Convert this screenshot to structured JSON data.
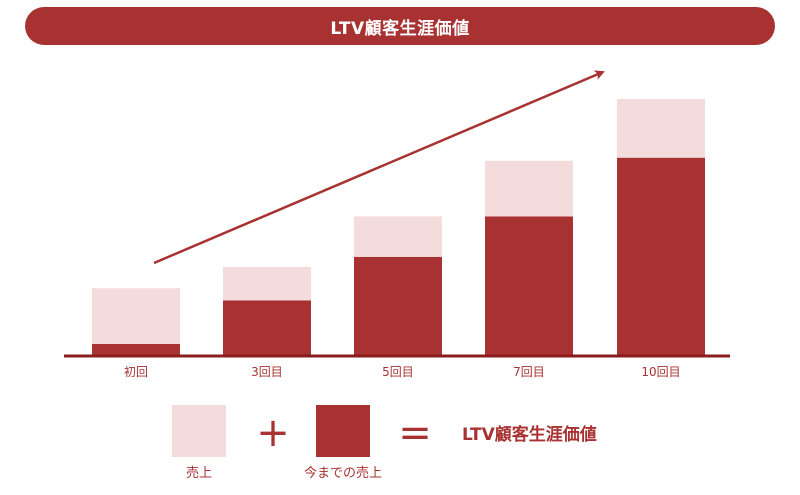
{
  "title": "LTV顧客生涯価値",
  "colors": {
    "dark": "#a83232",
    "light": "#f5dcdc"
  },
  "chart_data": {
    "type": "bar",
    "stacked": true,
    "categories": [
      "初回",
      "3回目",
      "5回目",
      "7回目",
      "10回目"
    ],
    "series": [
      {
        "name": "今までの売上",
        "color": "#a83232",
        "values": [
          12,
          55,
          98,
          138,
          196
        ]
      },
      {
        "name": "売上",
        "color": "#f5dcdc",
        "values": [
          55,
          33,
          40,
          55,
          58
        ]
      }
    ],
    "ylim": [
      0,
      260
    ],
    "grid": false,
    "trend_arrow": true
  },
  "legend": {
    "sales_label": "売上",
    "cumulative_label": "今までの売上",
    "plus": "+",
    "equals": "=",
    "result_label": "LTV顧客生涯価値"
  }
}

◇ ◇ ◇ ◇ ◇

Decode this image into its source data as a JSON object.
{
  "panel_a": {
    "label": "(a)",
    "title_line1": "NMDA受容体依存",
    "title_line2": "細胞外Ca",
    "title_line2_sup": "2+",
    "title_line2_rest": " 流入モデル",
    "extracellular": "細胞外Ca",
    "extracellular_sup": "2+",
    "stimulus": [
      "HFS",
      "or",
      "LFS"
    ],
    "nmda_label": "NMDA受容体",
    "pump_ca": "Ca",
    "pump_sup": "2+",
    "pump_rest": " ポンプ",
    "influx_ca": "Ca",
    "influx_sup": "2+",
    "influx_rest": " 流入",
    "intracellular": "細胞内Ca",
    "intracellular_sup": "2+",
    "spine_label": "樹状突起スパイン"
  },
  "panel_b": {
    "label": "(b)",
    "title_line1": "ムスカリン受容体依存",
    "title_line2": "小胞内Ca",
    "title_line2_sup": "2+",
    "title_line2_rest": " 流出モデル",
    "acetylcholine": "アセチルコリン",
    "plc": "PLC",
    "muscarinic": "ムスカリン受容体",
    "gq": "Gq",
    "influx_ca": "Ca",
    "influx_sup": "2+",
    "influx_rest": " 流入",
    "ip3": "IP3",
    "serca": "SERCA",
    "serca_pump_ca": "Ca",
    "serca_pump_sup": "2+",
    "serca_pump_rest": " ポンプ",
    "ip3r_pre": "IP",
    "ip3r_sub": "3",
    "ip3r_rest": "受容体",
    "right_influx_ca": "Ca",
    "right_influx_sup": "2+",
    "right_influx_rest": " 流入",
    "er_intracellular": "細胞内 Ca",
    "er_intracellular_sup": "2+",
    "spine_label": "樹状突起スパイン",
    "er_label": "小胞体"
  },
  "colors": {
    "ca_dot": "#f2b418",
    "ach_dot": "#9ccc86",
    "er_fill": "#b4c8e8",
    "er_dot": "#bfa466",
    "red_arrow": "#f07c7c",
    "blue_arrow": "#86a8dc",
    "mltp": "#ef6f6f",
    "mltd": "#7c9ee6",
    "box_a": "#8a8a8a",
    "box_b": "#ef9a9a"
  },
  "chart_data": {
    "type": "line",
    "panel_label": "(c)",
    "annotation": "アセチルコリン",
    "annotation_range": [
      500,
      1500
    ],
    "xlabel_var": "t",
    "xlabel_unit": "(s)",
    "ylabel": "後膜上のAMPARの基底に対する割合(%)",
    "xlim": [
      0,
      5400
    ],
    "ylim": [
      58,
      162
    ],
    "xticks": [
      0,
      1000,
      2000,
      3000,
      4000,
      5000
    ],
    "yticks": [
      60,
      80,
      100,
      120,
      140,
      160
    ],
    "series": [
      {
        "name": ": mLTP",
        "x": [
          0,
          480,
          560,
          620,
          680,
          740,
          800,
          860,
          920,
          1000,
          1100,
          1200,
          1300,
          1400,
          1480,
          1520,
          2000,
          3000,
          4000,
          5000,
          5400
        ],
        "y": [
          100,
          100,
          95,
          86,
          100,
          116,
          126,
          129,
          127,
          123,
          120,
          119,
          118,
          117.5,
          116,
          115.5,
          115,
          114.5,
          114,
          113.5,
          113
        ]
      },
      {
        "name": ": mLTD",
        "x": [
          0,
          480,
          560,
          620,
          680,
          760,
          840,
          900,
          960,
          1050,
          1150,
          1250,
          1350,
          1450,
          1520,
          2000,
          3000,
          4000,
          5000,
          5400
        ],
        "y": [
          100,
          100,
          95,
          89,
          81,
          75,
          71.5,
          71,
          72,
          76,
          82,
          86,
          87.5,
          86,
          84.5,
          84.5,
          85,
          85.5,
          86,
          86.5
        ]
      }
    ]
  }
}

◇ ◇ ◇ ◇ ◇

**To do**
Copy every line from the records above that contains the word "this".

**Solved problem**
Convert this screenshot to structured JSON data.
Decode this image into its source data as a JSON object.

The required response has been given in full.